[[ Data extract open ]]

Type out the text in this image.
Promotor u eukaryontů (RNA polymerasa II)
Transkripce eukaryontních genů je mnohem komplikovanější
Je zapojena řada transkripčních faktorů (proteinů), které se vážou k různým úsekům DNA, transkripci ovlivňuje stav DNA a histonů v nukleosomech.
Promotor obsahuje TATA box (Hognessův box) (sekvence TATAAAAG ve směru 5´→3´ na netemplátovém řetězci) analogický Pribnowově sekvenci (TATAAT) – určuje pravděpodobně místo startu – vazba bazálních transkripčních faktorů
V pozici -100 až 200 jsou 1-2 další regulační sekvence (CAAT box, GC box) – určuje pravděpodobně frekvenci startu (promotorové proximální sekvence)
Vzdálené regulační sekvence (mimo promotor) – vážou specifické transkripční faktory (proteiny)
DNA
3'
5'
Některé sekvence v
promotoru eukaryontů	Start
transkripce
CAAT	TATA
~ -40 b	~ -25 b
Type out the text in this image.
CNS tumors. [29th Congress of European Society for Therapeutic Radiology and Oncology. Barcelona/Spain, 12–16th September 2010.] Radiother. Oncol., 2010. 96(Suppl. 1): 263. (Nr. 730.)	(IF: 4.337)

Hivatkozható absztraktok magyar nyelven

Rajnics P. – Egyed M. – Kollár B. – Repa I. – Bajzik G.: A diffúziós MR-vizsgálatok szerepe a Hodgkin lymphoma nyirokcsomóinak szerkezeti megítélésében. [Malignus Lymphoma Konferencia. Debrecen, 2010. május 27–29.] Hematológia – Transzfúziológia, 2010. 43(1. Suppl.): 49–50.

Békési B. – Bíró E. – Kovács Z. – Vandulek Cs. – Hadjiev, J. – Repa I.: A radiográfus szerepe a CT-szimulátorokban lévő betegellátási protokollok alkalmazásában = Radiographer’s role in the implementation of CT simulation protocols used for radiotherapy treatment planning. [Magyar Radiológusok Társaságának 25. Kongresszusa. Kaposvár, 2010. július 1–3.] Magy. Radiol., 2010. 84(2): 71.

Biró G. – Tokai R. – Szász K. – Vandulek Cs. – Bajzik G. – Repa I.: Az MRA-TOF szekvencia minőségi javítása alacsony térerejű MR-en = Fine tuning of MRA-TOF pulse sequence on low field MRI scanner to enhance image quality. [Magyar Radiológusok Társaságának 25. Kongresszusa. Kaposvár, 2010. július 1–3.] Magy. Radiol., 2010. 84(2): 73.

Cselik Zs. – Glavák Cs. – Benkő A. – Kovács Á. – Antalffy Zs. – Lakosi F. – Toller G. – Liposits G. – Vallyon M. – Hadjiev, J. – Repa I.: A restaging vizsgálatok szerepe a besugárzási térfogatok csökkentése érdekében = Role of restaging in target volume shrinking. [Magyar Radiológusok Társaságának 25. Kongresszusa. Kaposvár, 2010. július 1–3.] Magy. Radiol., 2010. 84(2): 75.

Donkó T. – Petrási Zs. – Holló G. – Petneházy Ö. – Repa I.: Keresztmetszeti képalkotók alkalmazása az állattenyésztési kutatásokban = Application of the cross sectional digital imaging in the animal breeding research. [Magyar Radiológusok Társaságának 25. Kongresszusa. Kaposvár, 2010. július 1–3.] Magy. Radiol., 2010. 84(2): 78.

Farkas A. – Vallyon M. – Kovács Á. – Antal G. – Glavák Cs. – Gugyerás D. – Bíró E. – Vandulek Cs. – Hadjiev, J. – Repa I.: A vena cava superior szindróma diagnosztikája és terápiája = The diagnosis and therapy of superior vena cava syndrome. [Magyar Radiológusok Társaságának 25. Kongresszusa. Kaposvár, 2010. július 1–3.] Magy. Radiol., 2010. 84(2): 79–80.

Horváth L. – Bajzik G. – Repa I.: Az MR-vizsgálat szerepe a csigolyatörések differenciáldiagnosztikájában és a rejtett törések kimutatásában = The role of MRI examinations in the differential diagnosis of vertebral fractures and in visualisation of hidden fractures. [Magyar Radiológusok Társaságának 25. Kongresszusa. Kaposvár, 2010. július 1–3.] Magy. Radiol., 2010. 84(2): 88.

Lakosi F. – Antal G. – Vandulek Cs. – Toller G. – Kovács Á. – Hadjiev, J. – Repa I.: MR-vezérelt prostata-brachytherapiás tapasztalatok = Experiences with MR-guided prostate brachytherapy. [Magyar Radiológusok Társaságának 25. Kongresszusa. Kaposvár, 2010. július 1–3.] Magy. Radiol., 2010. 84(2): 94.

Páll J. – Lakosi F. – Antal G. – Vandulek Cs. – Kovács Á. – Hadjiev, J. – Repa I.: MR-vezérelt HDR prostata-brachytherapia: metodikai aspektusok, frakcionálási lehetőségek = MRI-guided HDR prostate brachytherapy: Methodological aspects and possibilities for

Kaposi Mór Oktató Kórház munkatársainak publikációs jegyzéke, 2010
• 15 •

[[ Data extract closed ]]
[[ Data extract open ]]

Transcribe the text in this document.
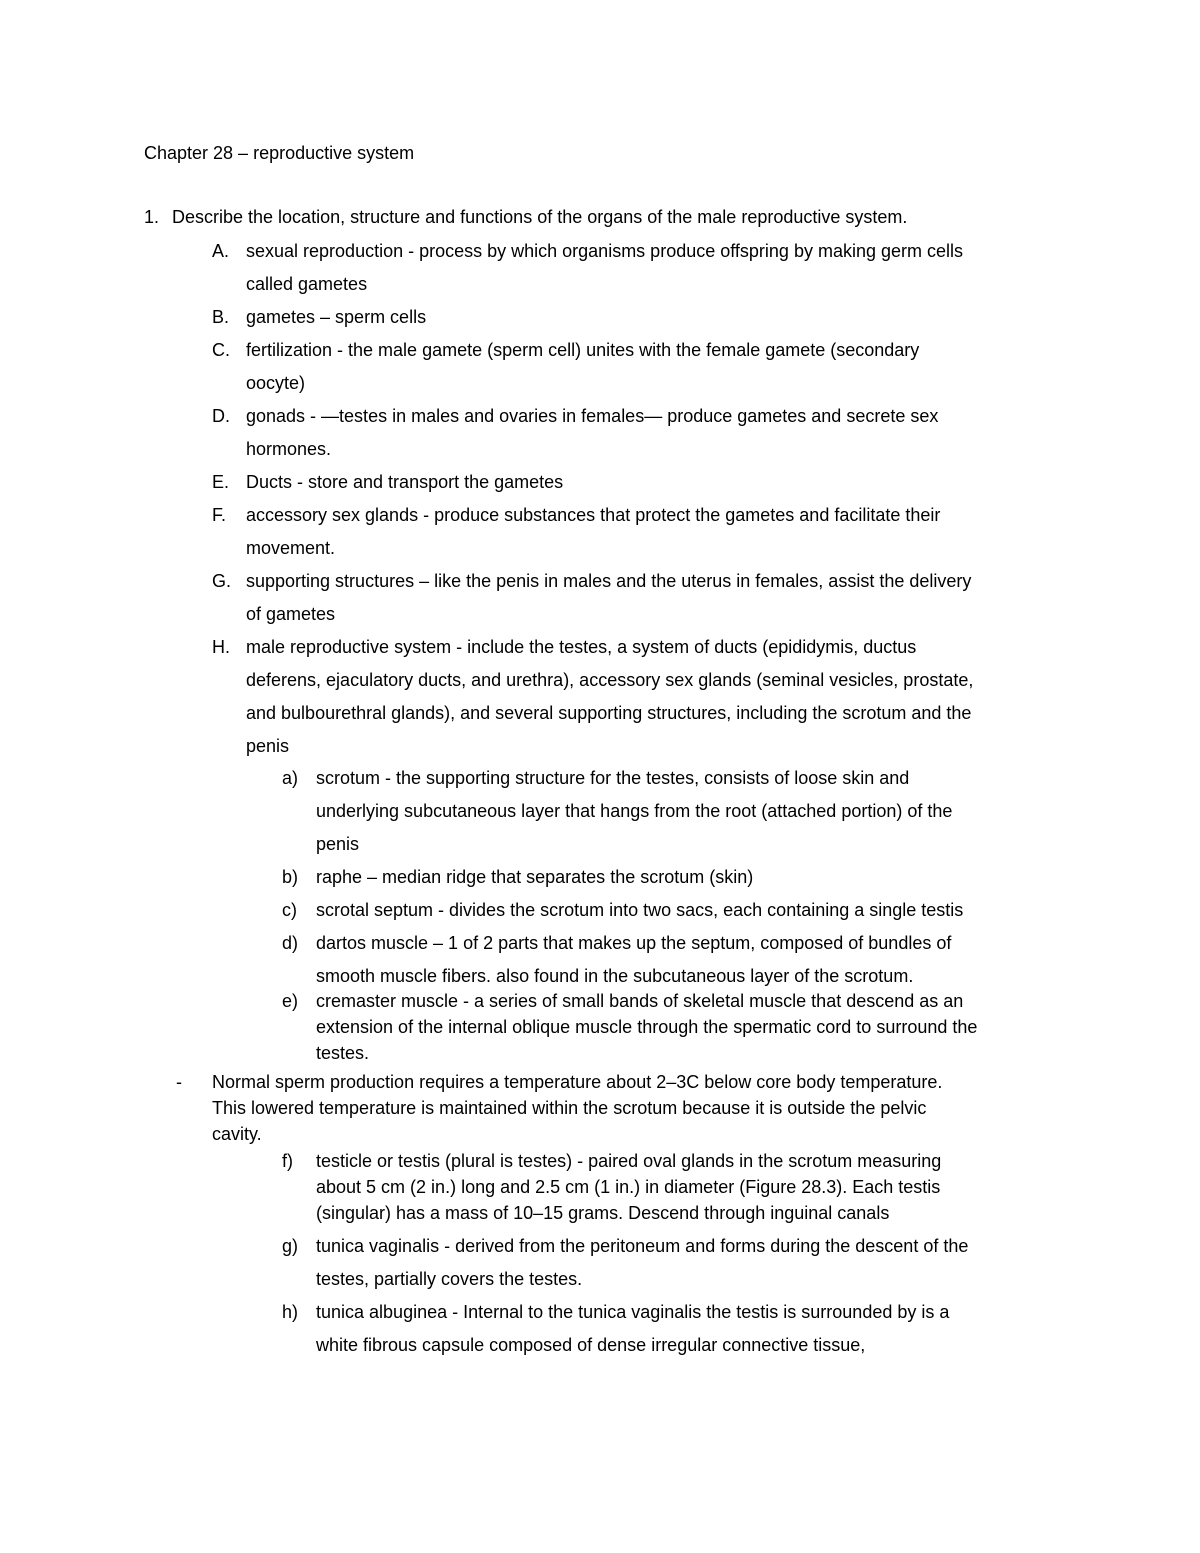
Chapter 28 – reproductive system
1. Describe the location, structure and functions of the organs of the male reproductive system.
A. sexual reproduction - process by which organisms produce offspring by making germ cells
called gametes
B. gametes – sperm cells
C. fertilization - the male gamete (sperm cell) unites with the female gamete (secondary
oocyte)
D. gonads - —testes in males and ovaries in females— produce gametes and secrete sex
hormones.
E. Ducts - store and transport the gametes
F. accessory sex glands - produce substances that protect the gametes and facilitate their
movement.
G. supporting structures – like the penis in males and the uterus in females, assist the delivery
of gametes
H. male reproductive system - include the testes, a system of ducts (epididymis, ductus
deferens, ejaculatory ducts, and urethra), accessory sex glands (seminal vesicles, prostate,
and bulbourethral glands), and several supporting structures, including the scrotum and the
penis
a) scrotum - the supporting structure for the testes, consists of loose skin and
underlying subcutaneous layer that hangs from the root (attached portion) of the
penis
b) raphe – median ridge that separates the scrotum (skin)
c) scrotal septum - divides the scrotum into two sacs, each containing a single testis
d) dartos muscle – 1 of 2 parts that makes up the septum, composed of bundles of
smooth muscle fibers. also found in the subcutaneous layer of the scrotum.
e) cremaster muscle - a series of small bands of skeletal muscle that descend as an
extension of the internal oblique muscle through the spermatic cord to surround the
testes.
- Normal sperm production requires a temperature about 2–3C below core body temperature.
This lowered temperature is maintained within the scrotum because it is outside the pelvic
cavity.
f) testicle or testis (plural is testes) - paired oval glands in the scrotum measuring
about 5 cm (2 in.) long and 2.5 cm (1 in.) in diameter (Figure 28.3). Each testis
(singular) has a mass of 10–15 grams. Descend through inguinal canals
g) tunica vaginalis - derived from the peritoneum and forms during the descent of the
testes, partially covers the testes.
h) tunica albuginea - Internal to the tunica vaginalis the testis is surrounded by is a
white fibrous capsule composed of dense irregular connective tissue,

[[ Data extract closed ]]

> What the task asks: Each line above that contains the word "layer" must be copied.

> Solution to this task:
underlying subcutaneous layer that hangs from the root (attached portion) of the
smooth muscle fibers. also found in the subcutaneous layer of the scrotum.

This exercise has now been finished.